Produce an exact copy of all the records.

• _Dataset items_:
====================

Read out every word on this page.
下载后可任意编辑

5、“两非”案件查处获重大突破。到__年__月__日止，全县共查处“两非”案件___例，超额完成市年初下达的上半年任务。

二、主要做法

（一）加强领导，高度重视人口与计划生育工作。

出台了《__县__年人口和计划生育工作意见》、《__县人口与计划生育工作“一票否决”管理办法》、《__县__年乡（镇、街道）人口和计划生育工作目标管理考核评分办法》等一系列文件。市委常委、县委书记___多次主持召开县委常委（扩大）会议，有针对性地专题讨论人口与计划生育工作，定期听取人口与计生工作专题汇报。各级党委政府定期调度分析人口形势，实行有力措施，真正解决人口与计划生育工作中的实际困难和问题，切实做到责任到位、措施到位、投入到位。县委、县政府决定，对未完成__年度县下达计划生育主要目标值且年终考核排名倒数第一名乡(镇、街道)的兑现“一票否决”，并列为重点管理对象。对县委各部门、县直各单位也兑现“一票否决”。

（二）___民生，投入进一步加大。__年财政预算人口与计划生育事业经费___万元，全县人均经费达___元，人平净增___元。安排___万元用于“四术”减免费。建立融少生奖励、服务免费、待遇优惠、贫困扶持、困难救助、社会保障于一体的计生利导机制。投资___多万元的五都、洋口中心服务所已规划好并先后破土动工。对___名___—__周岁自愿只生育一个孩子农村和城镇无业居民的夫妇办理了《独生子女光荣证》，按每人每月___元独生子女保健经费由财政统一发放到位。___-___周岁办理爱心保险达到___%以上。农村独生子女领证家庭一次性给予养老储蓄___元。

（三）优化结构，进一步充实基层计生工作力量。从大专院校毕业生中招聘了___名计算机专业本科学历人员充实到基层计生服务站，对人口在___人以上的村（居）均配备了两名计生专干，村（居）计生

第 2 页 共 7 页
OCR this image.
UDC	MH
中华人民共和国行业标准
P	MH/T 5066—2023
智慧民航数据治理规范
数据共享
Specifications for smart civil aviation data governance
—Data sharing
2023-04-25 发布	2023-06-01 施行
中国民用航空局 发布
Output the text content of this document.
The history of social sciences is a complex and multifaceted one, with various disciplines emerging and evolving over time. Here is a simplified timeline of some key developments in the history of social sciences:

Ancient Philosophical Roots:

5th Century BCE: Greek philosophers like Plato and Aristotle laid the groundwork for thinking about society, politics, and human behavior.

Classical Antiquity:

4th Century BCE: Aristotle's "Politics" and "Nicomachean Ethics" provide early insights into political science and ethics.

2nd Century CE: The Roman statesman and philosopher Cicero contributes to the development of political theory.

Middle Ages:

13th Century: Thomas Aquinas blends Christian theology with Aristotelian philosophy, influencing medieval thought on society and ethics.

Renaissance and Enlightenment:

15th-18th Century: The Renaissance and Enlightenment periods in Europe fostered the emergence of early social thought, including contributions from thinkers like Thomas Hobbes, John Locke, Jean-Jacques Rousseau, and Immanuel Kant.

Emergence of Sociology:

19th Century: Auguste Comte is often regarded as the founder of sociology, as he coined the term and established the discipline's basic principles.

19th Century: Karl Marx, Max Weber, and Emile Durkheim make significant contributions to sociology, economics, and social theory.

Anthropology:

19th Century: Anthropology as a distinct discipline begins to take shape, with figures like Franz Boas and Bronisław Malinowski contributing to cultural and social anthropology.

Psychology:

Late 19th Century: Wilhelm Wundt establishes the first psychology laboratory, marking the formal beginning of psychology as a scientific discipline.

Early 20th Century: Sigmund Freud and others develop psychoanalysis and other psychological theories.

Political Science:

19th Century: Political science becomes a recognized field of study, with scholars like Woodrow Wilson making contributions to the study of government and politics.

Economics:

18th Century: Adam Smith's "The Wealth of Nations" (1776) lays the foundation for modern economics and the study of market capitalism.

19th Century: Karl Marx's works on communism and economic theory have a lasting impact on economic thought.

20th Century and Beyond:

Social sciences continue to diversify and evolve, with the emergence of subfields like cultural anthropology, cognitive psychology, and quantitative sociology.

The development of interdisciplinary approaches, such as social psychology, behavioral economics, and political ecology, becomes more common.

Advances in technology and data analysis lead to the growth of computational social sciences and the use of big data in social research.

====================

• _Written answer_:
Read out every word on this page.
下载后可任意编辑

5、“两非”案件查处获重大突破。到__年__月__日止，全县共查处“两非”案件___例，超额完成市年初下达的上半年任务。

二、主要做法

（一）加强领导，高度重视人口与计划生育工作。

出台了《__县__年人口和计划生育工作意见》、《__县人口与计划生育工作“一票否决”管理办法》、《__县__年乡（镇、街道）人口和计划生育工作目标管理考核评分办法》等一系列文件。市委常委、县委书记___多次主持召开县委常委（扩大）会议，有针对性地专题讨论人口与计划生育工作，定期听取人口与计生工作专题汇报。各级党委政府定期调度分析人口形势，实行有力措施，真正解决人口与计划生育工作中的实际困难和问题，切实做到责任到位、措施到位、投入到位。县委、县政府决定，对未完成__年度县下达计划生育主要目标值且年终考核排名倒数第一名乡(镇、街道)的兑现“一票否决”，并列为重点管理对象。对县委各部门、县直各单位也兑现“一票否决”。

（二）___民生，投入进一步加大。__年财政预算人口与计划生育事业经费___万元，全县人均经费达___元，人平净增___元。安排___万元用于“四术”减免费。建立融少生奖励、服务免费、待遇优惠、贫困扶持、困难救助、社会保障于一体的计生利导机制。投资___多万元的五都、洋口中心服务所已规划好并先后破土动工。对___名___—__周岁自愿只生育一个孩子农村和城镇无业居民的夫妇办理了《独生子女光荣证》，按每人每月___元独生子女保健经费由财政统一发放到位。___-___周岁办理爱心保险达到___%以上。农村独生子女领证家庭一次性给予养老储蓄___元。

（三）优化结构，进一步充实基层计生工作力量。从大专院校毕业生中招聘了___名计算机专业本科学历人员充实到基层计生服务站，对人口在___人以上的村（居）均配备了两名计生专干，村（居）计生

第 2 页 共 7 页
OCR this image.
UDC	MH
中华人民共和国行业标准
P	MH/T 5066—2023
智慧民航数据治理规范
数据共享
Specifications for smart civil aviation data governance
—Data sharing
2023-04-25 发布	2023-06-01 施行
中国民用航空局 发布
Output the text content of this document.
The history of social sciences is a complex and multifaceted one, with various disciplines emerging and evolving over time. Here is a simplified timeline of some key developments in the history of social sciences:

Ancient Philosophical Roots:

5th Century BCE: Greek philosophers like Plato and Aristotle laid the groundwork for thinking about society, politics, and human behavior.

Classical Antiquity:

4th Century BCE: Aristotle's "Politics" and "Nicomachean Ethics" provide early insights into political science and ethics.

2nd Century CE: The Roman statesman and philosopher Cicero contributes to the development of political theory.

Middle Ages:

13th Century: Thomas Aquinas blends Christian theology with Aristotelian philosophy, influencing medieval thought on society and ethics.

Renaissance and Enlightenment:

15th-18th Century: The Renaissance and Enlightenment periods in Europe fostered the emergence of early social thought, including contributions from thinkers like Thomas Hobbes, John Locke, Jean-Jacques Rousseau, and Immanuel Kant.

Emergence of Sociology:

19th Century: Auguste Comte is often regarded as the founder of sociology, as he coined the term and established the discipline's basic principles.

19th Century: Karl Marx, Max Weber, and Emile Durkheim make significant contributions to sociology, economics, and social theory.

Anthropology:

19th Century: Anthropology as a distinct discipline begins to take shape, with figures like Franz Boas and Bronisław Malinowski contributing to cultural and social anthropology.

Psychology:

Late 19th Century: Wilhelm Wundt establishes the first psychology laboratory, marking the formal beginning of psychology as a scientific discipline.

Early 20th Century: Sigmund Freud and others develop psychoanalysis and other psychological theories.

Political Science:

19th Century: Political science becomes a recognized field of study, with scholars like Woodrow Wilson making contributions to the study of government and politics.

Economics:

18th Century: Adam Smith's "The Wealth of Nations" (1776) lays the foundation for modern economics and the study of market capitalism.

19th Century: Karl Marx's works on communism and economic theory have a lasting impact on economic thought.

20th Century and Beyond:

Social sciences continue to diversify and evolve, with the emergence of subfields like cultural anthropology, cognitive psychology, and quantitative sociology.

The development of interdisciplinary approaches, such as social psychology, behavioral economics, and political ecology, becomes more common.

Advances in technology and data analysis lead to the growth of computational social sciences and the use of big data in social research.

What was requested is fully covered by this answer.